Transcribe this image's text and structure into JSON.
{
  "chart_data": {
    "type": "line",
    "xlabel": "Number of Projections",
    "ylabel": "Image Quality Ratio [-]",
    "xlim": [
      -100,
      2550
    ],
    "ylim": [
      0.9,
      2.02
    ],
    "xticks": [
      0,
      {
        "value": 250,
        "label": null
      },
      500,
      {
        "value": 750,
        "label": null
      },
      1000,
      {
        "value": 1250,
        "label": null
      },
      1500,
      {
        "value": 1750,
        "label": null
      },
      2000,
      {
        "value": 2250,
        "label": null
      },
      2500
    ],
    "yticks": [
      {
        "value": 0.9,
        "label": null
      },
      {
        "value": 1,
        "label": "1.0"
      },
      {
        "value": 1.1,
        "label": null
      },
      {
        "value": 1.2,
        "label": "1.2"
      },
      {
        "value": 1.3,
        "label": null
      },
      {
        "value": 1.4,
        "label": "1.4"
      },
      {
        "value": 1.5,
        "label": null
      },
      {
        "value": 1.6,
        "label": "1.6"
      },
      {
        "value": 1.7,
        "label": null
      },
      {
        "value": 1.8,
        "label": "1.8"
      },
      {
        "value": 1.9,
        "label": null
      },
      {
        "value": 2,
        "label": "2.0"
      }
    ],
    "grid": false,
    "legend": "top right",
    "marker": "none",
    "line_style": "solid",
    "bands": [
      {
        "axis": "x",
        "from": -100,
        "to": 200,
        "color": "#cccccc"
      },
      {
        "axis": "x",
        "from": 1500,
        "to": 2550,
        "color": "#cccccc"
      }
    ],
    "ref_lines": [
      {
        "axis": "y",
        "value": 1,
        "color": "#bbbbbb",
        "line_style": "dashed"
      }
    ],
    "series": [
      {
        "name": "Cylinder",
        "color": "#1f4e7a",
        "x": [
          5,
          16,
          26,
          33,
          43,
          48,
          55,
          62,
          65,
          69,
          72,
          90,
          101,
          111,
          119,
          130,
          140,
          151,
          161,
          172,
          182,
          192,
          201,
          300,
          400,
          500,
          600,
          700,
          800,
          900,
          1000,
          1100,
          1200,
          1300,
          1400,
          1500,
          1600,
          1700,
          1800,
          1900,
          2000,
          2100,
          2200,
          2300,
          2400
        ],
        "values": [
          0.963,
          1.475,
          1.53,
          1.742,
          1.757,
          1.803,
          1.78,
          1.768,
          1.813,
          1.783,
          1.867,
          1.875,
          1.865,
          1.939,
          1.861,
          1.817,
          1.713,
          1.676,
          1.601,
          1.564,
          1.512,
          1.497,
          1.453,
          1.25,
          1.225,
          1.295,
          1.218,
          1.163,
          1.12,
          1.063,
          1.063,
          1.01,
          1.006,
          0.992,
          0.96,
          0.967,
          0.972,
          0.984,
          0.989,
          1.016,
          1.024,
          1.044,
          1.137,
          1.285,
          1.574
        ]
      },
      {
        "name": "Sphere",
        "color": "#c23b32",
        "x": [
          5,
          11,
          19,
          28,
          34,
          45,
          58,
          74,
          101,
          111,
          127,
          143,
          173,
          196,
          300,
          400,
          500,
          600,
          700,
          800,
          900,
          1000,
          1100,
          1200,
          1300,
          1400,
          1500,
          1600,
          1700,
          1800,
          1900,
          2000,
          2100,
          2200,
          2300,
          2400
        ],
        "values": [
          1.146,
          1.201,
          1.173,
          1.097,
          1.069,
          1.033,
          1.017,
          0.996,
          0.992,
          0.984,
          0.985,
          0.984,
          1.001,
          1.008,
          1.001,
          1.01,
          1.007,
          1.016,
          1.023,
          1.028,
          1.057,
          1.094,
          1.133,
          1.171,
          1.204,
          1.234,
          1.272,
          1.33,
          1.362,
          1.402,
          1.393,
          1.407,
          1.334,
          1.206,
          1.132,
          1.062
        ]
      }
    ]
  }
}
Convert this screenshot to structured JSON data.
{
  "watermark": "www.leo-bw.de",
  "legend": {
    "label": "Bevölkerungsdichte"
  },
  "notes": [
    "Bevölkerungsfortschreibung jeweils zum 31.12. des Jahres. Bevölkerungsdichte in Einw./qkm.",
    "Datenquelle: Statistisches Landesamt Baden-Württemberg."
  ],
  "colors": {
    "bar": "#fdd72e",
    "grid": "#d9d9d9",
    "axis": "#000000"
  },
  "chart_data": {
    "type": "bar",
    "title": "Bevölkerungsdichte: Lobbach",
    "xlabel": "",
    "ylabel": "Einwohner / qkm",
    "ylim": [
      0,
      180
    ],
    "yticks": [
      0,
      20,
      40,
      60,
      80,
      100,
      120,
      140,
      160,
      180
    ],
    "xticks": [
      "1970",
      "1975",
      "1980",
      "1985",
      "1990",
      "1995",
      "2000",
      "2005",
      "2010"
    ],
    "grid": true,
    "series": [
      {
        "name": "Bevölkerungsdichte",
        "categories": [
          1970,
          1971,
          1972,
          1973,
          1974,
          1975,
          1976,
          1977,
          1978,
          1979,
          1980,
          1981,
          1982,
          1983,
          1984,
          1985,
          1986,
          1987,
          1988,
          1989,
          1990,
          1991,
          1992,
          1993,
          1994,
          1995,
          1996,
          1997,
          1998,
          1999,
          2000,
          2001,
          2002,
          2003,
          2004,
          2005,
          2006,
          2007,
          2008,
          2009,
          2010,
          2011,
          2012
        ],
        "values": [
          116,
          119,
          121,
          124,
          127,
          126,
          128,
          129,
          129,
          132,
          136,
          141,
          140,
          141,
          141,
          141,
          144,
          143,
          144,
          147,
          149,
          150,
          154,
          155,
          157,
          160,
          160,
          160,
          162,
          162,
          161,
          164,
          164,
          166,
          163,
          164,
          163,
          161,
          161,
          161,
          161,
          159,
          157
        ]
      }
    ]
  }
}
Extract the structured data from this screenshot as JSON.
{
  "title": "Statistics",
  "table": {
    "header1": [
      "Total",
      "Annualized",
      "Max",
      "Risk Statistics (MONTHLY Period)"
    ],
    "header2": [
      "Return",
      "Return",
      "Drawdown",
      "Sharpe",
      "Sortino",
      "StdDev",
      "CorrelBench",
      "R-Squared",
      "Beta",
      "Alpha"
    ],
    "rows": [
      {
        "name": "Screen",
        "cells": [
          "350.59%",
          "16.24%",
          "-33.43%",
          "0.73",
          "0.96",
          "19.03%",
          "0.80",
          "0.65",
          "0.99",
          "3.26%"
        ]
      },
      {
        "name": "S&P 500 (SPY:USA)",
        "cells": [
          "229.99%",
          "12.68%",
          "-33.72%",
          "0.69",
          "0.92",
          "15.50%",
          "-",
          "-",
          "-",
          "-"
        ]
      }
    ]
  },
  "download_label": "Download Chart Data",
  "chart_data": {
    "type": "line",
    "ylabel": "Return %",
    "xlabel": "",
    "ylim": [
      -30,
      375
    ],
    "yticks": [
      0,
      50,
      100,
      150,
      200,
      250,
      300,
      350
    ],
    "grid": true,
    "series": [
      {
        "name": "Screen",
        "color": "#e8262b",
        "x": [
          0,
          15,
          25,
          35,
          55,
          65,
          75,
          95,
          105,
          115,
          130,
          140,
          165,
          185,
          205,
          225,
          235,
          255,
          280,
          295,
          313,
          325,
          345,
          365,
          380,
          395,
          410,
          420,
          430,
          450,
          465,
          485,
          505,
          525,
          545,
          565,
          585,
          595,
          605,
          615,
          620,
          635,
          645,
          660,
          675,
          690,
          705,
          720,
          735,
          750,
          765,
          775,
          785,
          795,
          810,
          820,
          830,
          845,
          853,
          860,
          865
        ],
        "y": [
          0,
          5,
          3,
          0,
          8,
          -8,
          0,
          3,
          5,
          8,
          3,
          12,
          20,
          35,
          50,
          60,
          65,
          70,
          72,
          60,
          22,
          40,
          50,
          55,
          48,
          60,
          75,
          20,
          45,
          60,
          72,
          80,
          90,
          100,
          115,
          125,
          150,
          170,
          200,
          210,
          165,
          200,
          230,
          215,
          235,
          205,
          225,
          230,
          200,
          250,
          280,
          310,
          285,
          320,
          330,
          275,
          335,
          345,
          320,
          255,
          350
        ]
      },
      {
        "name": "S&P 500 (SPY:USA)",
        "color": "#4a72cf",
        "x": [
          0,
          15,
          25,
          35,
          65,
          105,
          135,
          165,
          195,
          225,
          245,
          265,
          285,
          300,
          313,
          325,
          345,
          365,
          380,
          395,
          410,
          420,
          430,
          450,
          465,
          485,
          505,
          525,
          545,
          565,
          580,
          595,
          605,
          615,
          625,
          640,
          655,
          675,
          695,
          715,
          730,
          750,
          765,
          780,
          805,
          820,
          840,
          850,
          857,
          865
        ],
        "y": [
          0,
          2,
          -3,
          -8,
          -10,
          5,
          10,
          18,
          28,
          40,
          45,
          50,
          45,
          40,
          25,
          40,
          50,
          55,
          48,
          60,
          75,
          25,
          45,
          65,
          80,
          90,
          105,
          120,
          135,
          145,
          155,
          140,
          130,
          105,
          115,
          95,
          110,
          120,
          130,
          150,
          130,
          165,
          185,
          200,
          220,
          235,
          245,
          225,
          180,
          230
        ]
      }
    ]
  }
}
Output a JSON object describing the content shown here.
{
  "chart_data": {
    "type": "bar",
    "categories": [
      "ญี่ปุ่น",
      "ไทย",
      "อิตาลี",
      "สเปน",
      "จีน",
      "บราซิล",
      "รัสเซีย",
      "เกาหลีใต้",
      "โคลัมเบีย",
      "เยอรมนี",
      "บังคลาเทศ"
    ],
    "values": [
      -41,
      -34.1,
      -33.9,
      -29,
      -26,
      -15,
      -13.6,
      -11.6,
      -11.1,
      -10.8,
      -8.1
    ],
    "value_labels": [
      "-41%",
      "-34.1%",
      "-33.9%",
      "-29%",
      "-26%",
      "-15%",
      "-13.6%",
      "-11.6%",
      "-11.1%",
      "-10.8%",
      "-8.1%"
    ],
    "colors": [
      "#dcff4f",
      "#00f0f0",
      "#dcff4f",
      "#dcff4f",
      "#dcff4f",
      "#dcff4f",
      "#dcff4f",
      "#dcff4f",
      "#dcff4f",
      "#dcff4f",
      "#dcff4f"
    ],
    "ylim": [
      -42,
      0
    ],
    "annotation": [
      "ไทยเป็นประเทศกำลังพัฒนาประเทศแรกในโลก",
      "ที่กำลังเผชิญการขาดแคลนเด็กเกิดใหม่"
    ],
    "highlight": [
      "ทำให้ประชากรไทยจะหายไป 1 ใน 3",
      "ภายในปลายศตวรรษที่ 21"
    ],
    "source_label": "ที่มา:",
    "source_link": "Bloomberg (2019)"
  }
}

- - -

Your answer should be a single number: how many lines in the data above include "grid"?

> _ANSWER IN FULL_
4